** begin **
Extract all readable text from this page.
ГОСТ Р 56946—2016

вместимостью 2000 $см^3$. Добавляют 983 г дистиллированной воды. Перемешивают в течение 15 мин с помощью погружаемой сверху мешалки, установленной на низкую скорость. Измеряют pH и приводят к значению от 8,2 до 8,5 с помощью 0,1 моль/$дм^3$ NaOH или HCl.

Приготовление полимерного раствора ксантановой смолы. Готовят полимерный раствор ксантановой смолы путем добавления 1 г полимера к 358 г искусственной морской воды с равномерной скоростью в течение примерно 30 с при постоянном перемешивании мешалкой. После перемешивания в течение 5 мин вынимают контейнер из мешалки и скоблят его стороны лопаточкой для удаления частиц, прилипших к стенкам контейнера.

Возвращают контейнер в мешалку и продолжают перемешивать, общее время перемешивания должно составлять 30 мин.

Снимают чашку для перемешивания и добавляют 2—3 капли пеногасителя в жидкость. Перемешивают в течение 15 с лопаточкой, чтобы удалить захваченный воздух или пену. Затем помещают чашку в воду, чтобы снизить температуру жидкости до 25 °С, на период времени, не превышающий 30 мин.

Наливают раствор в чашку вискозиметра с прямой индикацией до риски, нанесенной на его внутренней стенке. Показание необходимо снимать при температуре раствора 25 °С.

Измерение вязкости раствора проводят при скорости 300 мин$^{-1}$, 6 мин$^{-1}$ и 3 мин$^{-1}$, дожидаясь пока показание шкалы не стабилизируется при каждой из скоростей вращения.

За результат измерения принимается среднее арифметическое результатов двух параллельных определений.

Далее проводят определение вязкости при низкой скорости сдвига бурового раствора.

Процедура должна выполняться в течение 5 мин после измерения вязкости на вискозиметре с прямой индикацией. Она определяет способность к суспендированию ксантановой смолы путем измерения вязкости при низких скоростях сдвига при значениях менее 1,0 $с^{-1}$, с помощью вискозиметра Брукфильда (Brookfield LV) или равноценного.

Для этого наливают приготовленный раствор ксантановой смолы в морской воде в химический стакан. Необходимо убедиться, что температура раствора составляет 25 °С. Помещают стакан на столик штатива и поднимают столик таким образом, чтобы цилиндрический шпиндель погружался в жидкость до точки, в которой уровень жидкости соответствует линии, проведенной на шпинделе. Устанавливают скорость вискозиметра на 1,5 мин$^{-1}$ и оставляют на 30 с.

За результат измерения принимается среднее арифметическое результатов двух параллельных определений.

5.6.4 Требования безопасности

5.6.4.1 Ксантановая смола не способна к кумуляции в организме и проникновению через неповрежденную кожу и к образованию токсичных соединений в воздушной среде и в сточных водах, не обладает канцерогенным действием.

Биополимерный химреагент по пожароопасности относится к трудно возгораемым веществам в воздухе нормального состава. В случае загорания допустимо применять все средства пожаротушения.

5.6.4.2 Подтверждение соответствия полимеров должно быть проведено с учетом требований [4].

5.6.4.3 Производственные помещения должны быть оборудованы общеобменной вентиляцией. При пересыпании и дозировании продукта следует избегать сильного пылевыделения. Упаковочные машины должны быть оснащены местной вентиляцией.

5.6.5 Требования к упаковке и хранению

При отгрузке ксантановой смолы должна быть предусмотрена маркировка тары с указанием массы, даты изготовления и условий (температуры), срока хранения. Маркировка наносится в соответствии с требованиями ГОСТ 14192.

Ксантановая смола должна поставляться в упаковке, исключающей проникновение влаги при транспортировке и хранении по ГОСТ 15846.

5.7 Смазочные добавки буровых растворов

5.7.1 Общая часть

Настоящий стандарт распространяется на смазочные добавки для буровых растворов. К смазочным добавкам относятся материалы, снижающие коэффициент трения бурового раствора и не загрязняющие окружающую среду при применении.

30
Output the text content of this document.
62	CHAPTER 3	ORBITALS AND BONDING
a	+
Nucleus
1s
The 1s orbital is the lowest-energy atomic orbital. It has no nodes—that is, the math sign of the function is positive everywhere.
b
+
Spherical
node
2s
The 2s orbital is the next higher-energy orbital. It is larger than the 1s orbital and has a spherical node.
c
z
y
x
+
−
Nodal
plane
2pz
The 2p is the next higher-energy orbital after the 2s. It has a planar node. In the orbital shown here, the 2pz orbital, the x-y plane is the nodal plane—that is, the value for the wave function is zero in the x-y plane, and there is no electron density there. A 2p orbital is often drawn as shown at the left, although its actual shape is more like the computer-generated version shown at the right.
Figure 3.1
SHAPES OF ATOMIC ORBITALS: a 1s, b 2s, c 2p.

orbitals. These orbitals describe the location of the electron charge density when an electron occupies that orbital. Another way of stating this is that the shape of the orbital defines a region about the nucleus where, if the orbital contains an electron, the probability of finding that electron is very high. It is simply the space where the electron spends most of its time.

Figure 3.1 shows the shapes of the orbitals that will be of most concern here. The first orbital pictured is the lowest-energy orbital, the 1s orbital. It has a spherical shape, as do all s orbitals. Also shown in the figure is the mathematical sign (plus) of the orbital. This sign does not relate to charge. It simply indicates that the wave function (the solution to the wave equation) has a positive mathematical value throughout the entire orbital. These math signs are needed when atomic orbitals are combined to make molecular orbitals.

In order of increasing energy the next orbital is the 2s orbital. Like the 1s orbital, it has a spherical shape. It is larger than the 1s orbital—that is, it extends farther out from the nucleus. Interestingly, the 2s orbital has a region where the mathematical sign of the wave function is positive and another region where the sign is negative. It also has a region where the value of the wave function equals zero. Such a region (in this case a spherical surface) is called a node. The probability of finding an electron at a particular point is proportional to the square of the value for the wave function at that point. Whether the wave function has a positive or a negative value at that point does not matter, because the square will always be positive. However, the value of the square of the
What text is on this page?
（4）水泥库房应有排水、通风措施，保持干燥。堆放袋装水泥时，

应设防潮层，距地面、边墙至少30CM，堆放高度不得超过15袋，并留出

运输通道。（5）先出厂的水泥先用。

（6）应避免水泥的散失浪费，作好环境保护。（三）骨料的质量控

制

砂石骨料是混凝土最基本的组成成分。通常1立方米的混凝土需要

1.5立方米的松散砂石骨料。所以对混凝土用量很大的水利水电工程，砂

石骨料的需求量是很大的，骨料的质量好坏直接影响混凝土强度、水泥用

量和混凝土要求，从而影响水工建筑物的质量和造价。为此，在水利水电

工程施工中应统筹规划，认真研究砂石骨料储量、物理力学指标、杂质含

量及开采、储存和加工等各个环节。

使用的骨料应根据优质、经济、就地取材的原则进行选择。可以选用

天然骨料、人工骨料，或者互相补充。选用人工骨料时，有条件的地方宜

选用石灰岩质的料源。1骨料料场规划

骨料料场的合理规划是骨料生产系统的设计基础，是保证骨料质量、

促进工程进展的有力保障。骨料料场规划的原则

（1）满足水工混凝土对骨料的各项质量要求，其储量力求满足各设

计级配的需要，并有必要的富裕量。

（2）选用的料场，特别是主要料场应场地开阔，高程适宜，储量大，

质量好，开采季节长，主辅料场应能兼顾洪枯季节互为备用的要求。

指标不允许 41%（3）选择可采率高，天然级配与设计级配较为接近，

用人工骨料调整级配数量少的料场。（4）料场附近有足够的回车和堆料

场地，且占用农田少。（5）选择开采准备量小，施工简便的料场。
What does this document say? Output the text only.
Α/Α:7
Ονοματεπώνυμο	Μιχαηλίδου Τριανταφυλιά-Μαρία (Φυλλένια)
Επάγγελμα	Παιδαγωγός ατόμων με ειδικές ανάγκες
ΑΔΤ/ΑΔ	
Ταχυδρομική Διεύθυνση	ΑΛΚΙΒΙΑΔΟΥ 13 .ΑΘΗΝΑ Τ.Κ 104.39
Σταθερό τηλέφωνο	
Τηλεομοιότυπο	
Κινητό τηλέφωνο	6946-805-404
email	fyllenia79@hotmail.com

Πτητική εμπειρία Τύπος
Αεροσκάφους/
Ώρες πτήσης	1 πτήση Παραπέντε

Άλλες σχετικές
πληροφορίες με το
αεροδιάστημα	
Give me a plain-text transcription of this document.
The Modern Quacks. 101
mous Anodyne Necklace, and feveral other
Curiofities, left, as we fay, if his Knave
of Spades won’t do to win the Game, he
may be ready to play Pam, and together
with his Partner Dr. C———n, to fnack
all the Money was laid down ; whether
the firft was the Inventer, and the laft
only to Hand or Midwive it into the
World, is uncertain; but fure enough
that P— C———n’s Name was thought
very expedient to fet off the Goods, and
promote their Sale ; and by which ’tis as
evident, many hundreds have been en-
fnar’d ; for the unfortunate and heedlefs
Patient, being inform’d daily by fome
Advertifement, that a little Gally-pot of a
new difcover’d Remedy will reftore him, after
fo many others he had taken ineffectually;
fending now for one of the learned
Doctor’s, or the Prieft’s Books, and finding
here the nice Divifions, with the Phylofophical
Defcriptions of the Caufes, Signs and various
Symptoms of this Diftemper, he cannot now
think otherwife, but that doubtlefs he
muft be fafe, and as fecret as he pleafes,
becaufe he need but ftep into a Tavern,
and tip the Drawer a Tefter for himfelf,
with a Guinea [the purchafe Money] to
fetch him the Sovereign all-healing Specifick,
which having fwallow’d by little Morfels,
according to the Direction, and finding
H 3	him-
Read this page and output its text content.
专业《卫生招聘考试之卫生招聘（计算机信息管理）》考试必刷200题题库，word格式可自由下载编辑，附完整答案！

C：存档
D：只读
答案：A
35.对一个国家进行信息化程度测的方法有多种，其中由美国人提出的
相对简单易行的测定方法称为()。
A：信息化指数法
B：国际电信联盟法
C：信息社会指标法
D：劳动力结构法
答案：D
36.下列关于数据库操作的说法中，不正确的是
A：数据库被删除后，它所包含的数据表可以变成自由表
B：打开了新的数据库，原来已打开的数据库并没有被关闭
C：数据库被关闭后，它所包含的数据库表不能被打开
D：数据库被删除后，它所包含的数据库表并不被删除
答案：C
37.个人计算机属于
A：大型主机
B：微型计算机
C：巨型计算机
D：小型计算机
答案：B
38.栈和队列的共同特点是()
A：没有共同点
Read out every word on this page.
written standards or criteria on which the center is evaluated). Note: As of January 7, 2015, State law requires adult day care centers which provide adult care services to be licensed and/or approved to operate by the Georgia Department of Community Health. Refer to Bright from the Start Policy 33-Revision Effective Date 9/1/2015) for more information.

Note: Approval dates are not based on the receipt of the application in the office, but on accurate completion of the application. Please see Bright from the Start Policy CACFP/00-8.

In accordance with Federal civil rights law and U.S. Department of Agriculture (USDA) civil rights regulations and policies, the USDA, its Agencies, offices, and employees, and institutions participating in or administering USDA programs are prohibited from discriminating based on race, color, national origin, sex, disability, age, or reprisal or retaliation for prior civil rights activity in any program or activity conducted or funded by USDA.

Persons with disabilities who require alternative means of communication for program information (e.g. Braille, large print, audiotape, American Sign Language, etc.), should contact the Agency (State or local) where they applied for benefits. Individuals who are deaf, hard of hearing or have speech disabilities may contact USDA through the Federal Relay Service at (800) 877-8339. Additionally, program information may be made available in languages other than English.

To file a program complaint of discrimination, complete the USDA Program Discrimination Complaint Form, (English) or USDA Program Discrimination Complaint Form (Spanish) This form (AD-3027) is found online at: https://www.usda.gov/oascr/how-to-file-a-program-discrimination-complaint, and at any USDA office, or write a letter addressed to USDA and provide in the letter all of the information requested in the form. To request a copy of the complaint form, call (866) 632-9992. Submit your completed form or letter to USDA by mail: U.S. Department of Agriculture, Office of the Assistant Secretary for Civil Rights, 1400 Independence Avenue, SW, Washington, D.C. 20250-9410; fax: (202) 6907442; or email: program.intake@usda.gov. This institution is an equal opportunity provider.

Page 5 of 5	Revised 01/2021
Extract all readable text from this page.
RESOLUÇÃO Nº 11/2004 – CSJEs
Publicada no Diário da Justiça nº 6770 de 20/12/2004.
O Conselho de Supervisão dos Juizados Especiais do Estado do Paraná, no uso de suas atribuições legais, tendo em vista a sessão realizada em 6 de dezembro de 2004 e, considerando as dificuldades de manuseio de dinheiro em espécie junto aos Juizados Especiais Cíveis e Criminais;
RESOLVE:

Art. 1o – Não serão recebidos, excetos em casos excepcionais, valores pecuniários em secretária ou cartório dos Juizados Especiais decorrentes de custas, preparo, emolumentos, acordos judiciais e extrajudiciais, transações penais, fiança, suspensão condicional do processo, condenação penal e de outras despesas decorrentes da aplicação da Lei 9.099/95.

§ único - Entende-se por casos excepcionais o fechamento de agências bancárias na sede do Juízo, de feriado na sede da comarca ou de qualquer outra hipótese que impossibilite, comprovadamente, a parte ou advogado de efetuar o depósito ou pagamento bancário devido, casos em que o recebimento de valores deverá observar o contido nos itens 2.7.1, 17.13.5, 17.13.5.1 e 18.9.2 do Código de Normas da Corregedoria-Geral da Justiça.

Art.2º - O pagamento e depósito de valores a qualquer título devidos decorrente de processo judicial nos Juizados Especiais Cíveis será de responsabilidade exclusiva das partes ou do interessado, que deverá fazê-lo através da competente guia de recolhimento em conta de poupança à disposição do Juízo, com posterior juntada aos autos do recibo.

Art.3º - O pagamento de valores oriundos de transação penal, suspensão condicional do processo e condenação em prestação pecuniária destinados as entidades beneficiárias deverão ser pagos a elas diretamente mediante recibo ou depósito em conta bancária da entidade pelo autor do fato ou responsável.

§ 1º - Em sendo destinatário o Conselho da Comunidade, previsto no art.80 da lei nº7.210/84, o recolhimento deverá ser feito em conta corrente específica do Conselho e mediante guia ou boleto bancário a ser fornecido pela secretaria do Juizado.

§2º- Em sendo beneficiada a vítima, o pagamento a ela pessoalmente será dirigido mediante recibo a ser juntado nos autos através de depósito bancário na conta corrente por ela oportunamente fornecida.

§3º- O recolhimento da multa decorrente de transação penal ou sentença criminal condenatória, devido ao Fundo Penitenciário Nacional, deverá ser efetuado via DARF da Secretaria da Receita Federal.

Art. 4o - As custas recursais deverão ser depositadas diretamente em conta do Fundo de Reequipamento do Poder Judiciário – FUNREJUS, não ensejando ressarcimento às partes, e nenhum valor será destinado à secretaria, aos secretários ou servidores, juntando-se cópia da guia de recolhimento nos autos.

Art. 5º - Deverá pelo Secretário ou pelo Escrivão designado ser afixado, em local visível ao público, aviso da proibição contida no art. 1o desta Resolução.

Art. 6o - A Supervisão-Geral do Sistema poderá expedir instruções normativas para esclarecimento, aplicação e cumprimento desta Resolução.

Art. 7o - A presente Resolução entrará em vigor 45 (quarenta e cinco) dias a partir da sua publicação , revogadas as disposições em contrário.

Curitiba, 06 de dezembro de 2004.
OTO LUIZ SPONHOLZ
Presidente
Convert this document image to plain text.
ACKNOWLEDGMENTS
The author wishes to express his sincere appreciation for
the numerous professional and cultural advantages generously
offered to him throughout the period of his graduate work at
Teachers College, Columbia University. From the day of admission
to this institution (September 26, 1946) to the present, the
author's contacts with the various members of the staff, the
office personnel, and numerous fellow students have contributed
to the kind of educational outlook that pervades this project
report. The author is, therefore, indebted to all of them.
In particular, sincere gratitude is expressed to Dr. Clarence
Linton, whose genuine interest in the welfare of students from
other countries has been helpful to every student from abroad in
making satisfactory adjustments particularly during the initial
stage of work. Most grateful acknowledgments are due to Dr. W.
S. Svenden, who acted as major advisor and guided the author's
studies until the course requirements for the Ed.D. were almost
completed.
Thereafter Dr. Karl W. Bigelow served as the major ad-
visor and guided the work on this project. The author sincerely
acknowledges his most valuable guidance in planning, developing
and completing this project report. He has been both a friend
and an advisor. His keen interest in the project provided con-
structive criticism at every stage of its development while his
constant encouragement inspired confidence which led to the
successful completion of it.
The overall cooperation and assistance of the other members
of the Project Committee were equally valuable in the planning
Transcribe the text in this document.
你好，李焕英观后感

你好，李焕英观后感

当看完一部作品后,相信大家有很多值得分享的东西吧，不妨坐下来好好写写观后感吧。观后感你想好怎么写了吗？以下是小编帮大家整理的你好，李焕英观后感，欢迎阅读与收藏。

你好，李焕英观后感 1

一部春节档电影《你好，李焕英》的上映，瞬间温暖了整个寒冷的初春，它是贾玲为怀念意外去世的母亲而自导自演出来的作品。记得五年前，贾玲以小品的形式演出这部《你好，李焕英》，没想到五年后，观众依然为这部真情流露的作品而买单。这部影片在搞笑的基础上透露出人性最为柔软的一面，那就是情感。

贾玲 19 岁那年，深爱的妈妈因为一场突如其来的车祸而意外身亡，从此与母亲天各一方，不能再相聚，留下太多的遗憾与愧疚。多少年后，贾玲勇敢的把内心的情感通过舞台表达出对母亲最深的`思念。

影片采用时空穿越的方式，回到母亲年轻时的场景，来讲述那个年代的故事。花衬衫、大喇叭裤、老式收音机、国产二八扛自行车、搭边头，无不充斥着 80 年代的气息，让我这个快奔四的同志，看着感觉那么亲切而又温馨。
** end **
**Set exercise:** Find every line in the entries that includes the word "Figure", then state how many there are and nothing else.

**Finished task:** 2